##### Input data #####

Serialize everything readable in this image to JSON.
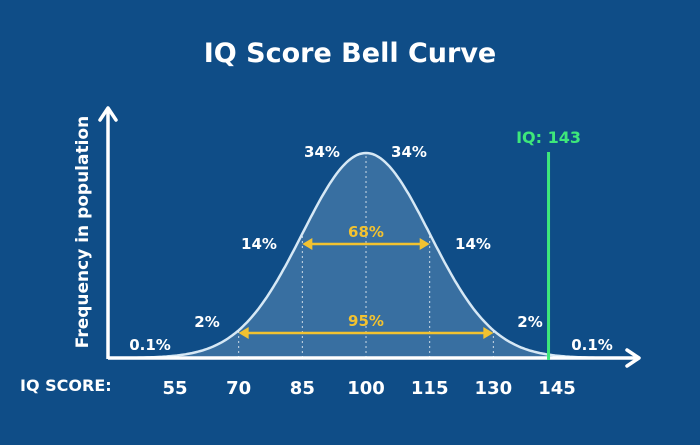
{
  "colors": {
    "background": "#0f4d87",
    "curve_fill": "#3f76a6",
    "curve_stroke": "#d6e8f5",
    "axis": "#ffffff",
    "band_arrow": "#f2c230",
    "marker": "#3ee87a"
  },
  "chart_data": {
    "type": "area",
    "title": "IQ Score Bell Curve",
    "xlabel": "IQ SCORE:",
    "ylabel": "Frequency in population",
    "distribution": {
      "mean": 100,
      "sd": 15
    },
    "x_ticks": [
      55,
      70,
      85,
      100,
      115,
      130,
      145
    ],
    "xlim": [
      45,
      162
    ],
    "grid": false,
    "segments": [
      {
        "from": 40,
        "to": 55,
        "label": "0.1%"
      },
      {
        "from": 55,
        "to": 70,
        "label": "2%"
      },
      {
        "from": 70,
        "to": 85,
        "label": "14%"
      },
      {
        "from": 85,
        "to": 100,
        "label": "34%"
      },
      {
        "from": 100,
        "to": 115,
        "label": "34%"
      },
      {
        "from": 115,
        "to": 130,
        "label": "14%"
      },
      {
        "from": 130,
        "to": 145,
        "label": "2%"
      },
      {
        "from": 145,
        "to": 160,
        "label": "0.1%"
      }
    ],
    "bands": [
      {
        "from": 85,
        "to": 115,
        "label": "68%"
      },
      {
        "from": 70,
        "to": 130,
        "label": "95%"
      }
    ],
    "marker": {
      "x": 143,
      "label": "IQ: 143"
    }
  }
}
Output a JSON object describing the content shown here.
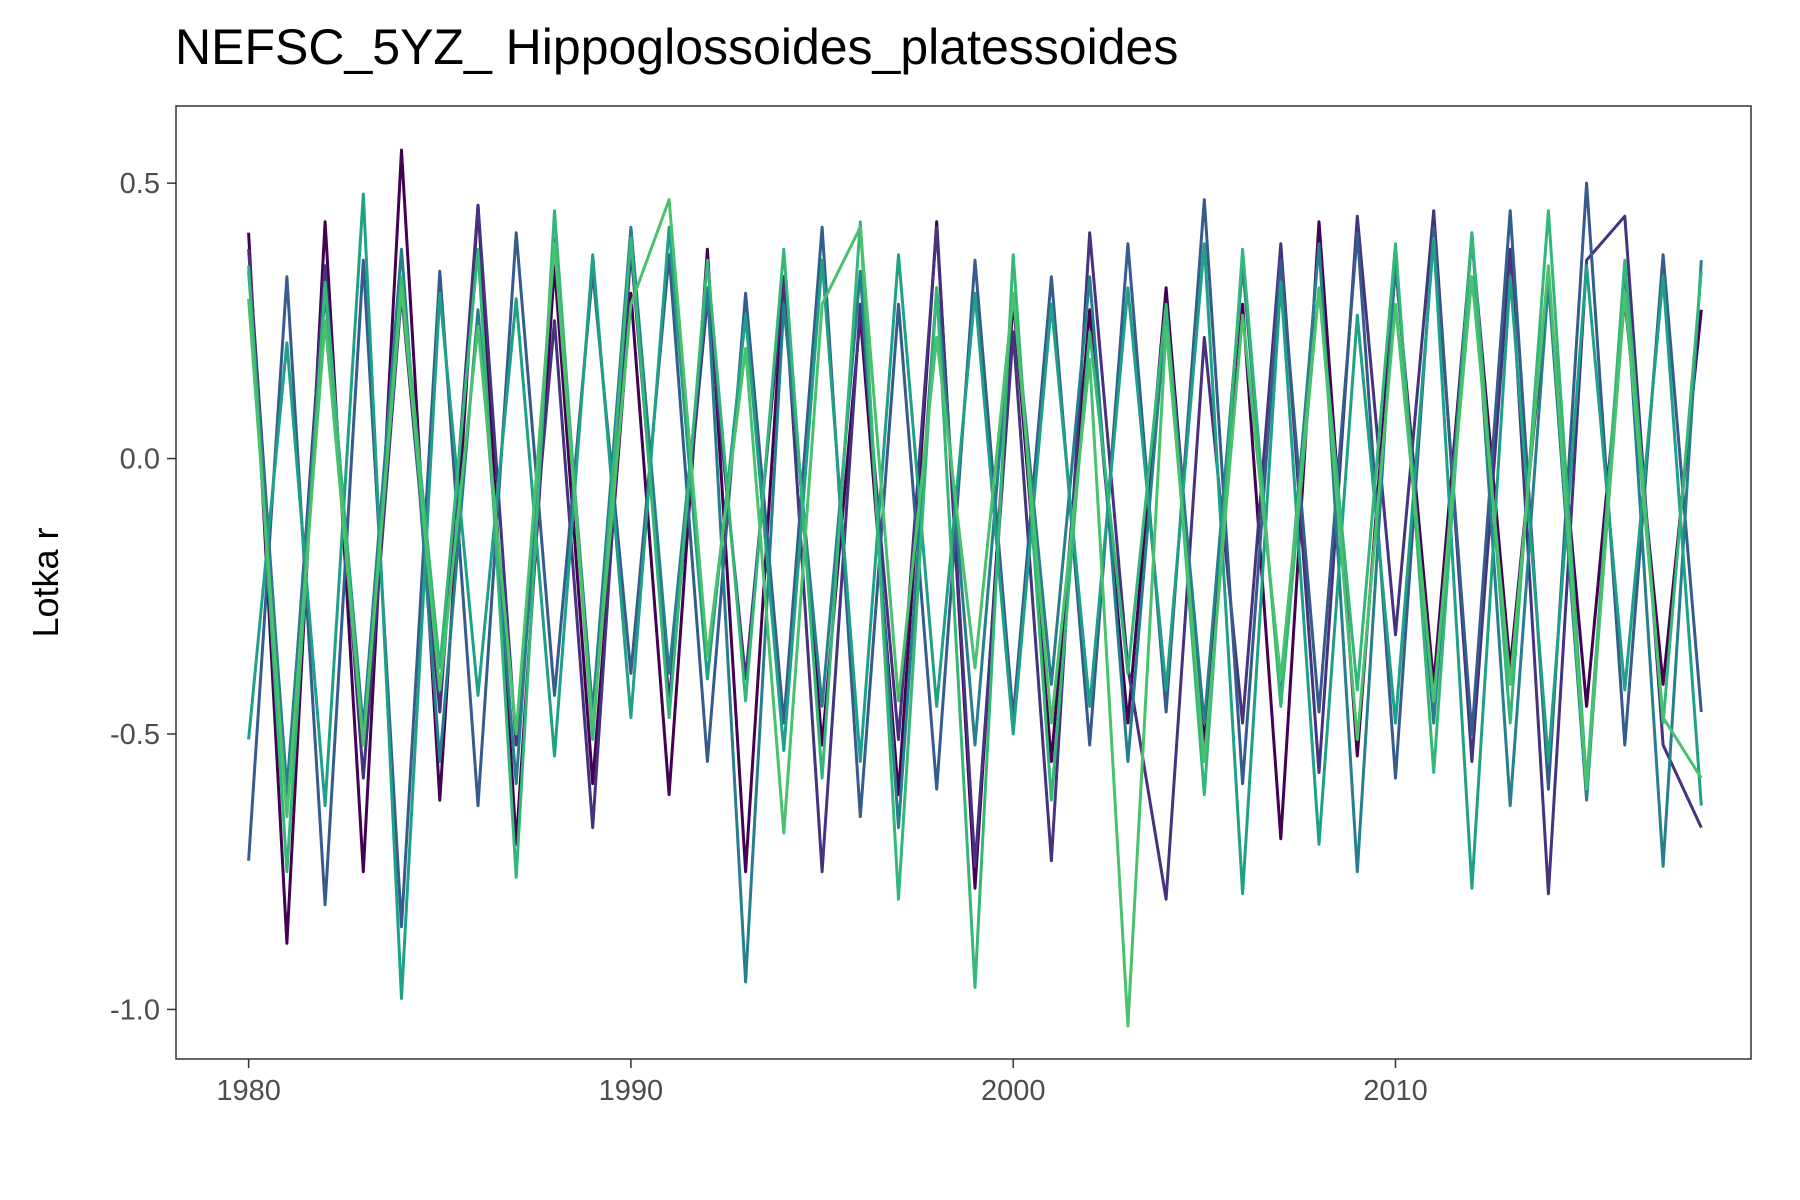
{
  "chart_data": {
    "type": "line",
    "title": "NEFSC_5YZ_ Hippoglossoides_platessoides",
    "xlabel": "",
    "ylabel": "Lotka r",
    "xlim": [
      1978.1,
      2019.3
    ],
    "ylim": [
      -1.09,
      0.64
    ],
    "x_ticks": [
      1980,
      1990,
      2000,
      2010
    ],
    "y_ticks": [
      0.5,
      0.0,
      -0.5,
      -1.0
    ],
    "y_tick_labels": [
      "0.5",
      "0.0",
      "-0.5",
      "-1.0"
    ],
    "x": [
      1980,
      1981,
      1982,
      1983,
      1984,
      1985,
      1986,
      1987,
      1988,
      1989,
      1990,
      1991,
      1992,
      1993,
      1994,
      1995,
      1996,
      1997,
      1998,
      1999,
      2000,
      2001,
      2002,
      2003,
      2004,
      2005,
      2006,
      2007,
      2008,
      2009,
      2010,
      2011,
      2012,
      2013,
      2014,
      2015,
      2016,
      2017,
      2018
    ],
    "grid": false,
    "legend": "none",
    "color_scale": [
      "#440154",
      "#46327e",
      "#365c8d",
      "#277f8e",
      "#1fa187",
      "#35b779",
      "#4ac16d"
    ],
    "series_note_visible": false,
    "series": [
      {
        "values": [
          0.41,
          -0.88,
          0.43,
          -0.75,
          0.56,
          -0.62,
          0.46,
          -0.7,
          0.35,
          -0.59,
          0.3,
          -0.61,
          0.38,
          -0.75,
          0.33,
          -0.52,
          0.26,
          -0.61,
          0.43,
          -0.78,
          0.29,
          -0.55,
          0.27,
          -0.48,
          0.31,
          -0.52,
          0.28,
          -0.69,
          0.43,
          -0.54,
          0.35,
          -0.41,
          0.4,
          -0.38,
          0.32,
          -0.45,
          0.29,
          -0.41,
          0.27
        ]
      },
      {
        "values": [
          0.38,
          -0.62,
          0.35,
          -0.58,
          0.3,
          -0.46,
          0.46,
          -0.52,
          0.25,
          -0.67,
          0.38,
          -0.44,
          0.29,
          -0.4,
          0.33,
          -0.75,
          0.28,
          -0.51,
          0.42,
          -0.74,
          0.23,
          -0.73,
          0.41,
          -0.38,
          -0.8,
          0.22,
          -0.48,
          0.39,
          -0.57,
          0.44,
          -0.32,
          0.45,
          -0.55,
          0.38,
          -0.79,
          0.36,
          0.44,
          -0.52,
          -0.67
        ]
      },
      {
        "values": [
          -0.73,
          0.33,
          -0.81,
          0.36,
          -0.85,
          0.34,
          -0.63,
          0.41,
          -0.43,
          0.34,
          -0.39,
          0.37,
          -0.55,
          0.3,
          -0.48,
          0.42,
          -0.65,
          0.28,
          -0.6,
          0.36,
          -0.47,
          0.33,
          -0.52,
          0.39,
          -0.46,
          0.47,
          -0.59,
          0.36,
          -0.46,
          0.41,
          -0.58,
          0.42,
          -0.5,
          0.45,
          -0.6,
          0.5,
          -0.52,
          0.37,
          -0.46
        ]
      },
      {
        "values": [
          0.34,
          -0.6,
          0.3,
          -0.49,
          0.38,
          -0.55,
          0.27,
          -0.59,
          0.4,
          -0.46,
          0.42,
          -0.39,
          0.31,
          -0.95,
          0.28,
          -0.45,
          0.34,
          -0.67,
          0.31,
          -0.52,
          0.3,
          -0.41,
          0.33,
          -0.55,
          0.27,
          -0.48,
          0.35,
          -0.44,
          0.39,
          -0.75,
          0.36,
          -0.48,
          0.41,
          -0.63,
          0.32,
          -0.62,
          0.35,
          -0.74,
          0.36
        ]
      },
      {
        "values": [
          -0.51,
          0.21,
          -0.63,
          0.48,
          -0.98,
          0.3,
          -0.43,
          0.29,
          -0.54,
          0.37,
          -0.47,
          0.42,
          -0.4,
          0.26,
          -0.53,
          0.36,
          -0.55,
          0.37,
          -0.45,
          0.3,
          -0.5,
          0.28,
          -0.45,
          0.31,
          -0.42,
          0.39,
          -0.79,
          0.32,
          -0.7,
          0.26,
          -0.48,
          0.4,
          -0.78,
          0.33,
          -0.55,
          0.35,
          -0.42,
          0.33,
          -0.63
        ]
      },
      {
        "values": [
          0.35,
          -0.75,
          0.32,
          -0.52,
          0.33,
          -0.38,
          0.38,
          -0.76,
          0.45,
          -0.51,
          0.4,
          -0.47,
          0.36,
          -0.44,
          0.38,
          -0.58,
          0.43,
          -0.8,
          0.31,
          -0.96,
          0.37,
          -0.62,
          0.23,
          -0.39,
          0.28,
          -0.61,
          0.38,
          -0.45,
          0.31,
          -0.42,
          0.39,
          -0.57,
          0.41,
          -0.48,
          0.45,
          -0.59,
          0.36,
          -0.48,
          0.34
        ]
      },
      {
        "values": [
          0.29,
          -0.65,
          0.25,
          -0.52,
          0.31,
          -0.42,
          0.24,
          -0.5,
          0.39,
          -0.49,
          0.28,
          0.47,
          -0.36,
          0.2,
          -0.68,
          0.28,
          0.42,
          -0.44,
          0.22,
          -0.38,
          0.3,
          -0.48,
          0.18,
          -1.03,
          0.24,
          -0.55,
          0.26,
          -0.4,
          0.31,
          -0.51,
          0.28,
          -0.44,
          0.33,
          -0.41,
          0.35,
          -0.6,
          0.3,
          -0.47,
          -0.58
        ]
      }
    ]
  }
}
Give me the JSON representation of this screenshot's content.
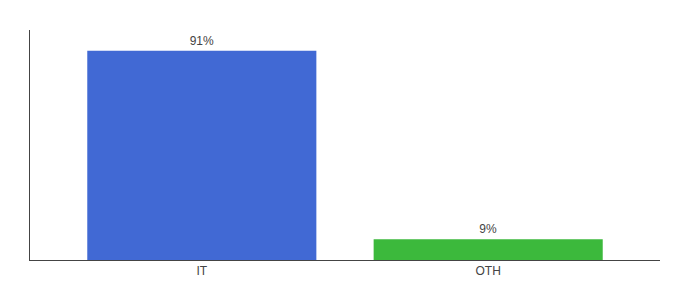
{
  "chart_data": {
    "type": "bar",
    "categories": [
      "IT",
      "OTH"
    ],
    "values": [
      91,
      9
    ],
    "value_labels": [
      "91%",
      "9%"
    ],
    "colors": [
      "#4169d4",
      "#3cb93c"
    ],
    "ylim": [
      0,
      100
    ],
    "grid": false,
    "data_labels": true,
    "tick_labels": "x"
  }
}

#####

_Given exercise_
Repeat verbatim the range of lines that opens at the line containing "Give me the" and closes at the last line of the entries, excluding all pictures.

_Exercise answer_
Give me the JSON representation of this screenshot's content.
{
  "chart_data": {
    "type": "bar",
    "categories": [
      "IT",
      "OTH"
    ],
    "values": [
      91,
      9
    ],
    "value_labels": [
      "91%",
      "9%"
    ],
    "colors": [
      "#4169d4",
      "#3cb93c"
    ],
    "ylim": [
      0,
      100
    ],
    "grid": false,
    "data_labels": true,
    "tick_labels": "x"
  }
}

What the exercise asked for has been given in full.